** WHAT YOU SHOULD DO **
Return all lines in the material below that contain "step".

- - - - - - -

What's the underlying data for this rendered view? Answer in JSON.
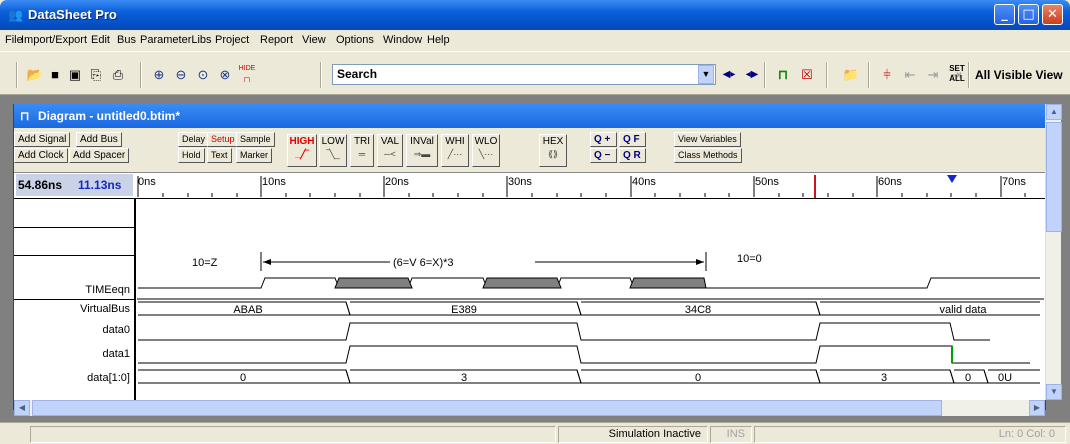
{
  "app": {
    "title": "DataSheet Pro",
    "window_controls": {
      "minimize": "_",
      "maximize": "□",
      "close": "✕"
    }
  },
  "menu": [
    "File",
    "Import/Export",
    "Edit",
    "Bus",
    "ParameterLibs",
    "Project",
    "Report",
    "View",
    "Options",
    "Window",
    "Help"
  ],
  "toolbar": {
    "search_label": "Search",
    "view_label": "All Visible View",
    "hide_label": "HIDE",
    "set_all_label": "SET ALL",
    "icons": [
      "open-icon",
      "save-icon",
      "save-all-icon",
      "ole-icon",
      "print-icon",
      "zoom-in-icon",
      "zoom-out-icon",
      "zoom-fit-icon",
      "zoom-range-icon",
      "hide-signals-icon",
      "search-prev-icon",
      "search-next-icon",
      "add-marker-icon",
      "clock-params-icon",
      "folder-icon",
      "timing-icon",
      "step-left-icon",
      "step-mid-icon",
      "step-right-icon"
    ]
  },
  "diagram": {
    "title": "Diagram - untitled0.btim*",
    "buttons": {
      "add_signal": "Add Signal",
      "add_bus": "Add Bus",
      "add_clock": "Add Clock",
      "add_spacer": "Add Spacer",
      "delay": "Delay",
      "setup": "Setup",
      "sample": "Sample",
      "hold": "Hold",
      "text": "Text",
      "marker": "Marker",
      "high": "HIGH",
      "low": "LOW",
      "tri": "TRI",
      "val": "VAL",
      "inval": "INVal",
      "whi": "WHI",
      "wlo": "WLO",
      "hex": "HEX",
      "zoom_plus": "Q +",
      "zoom_f": "Q F",
      "zoom_minus": "Q −",
      "zoom_r": "Q R",
      "view_variables": "View Variables",
      "class_methods": "Class Methods"
    },
    "cursor_time": "54.86ns",
    "delta_time": "11.13ns",
    "time_ticks": [
      "0ns",
      "10ns",
      "20ns",
      "30ns",
      "40ns",
      "50ns",
      "60ns",
      "70ns"
    ],
    "signals": [
      "TIMEeqn",
      "VirtualBus",
      "data0",
      "data1",
      "data[1:0]"
    ],
    "annotations": {
      "z": "10=Z",
      "formula": "(6=V 6=X)*3",
      "zero": "10=0"
    },
    "bus_values": [
      "ABAB",
      "E389",
      "34C8",
      "valid data"
    ],
    "data_values": [
      "0",
      "3",
      "0",
      "3",
      "0",
      "0U"
    ]
  },
  "status": {
    "simulation": "Simulation Inactive",
    "mode": "INS",
    "position": "Ln: 0  Col: 0"
  },
  "colors": {
    "title_blue": "#0550c8",
    "grid_red": "#d0141e",
    "marker_blue": "#1428c8",
    "pulse_gray": "#808080",
    "green_edge": "#00a000"
  }
}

- - - - - - -

** EXERCISE SOLUTION **
      "step-left-icon",
      "step-mid-icon",
      "step-right-icon"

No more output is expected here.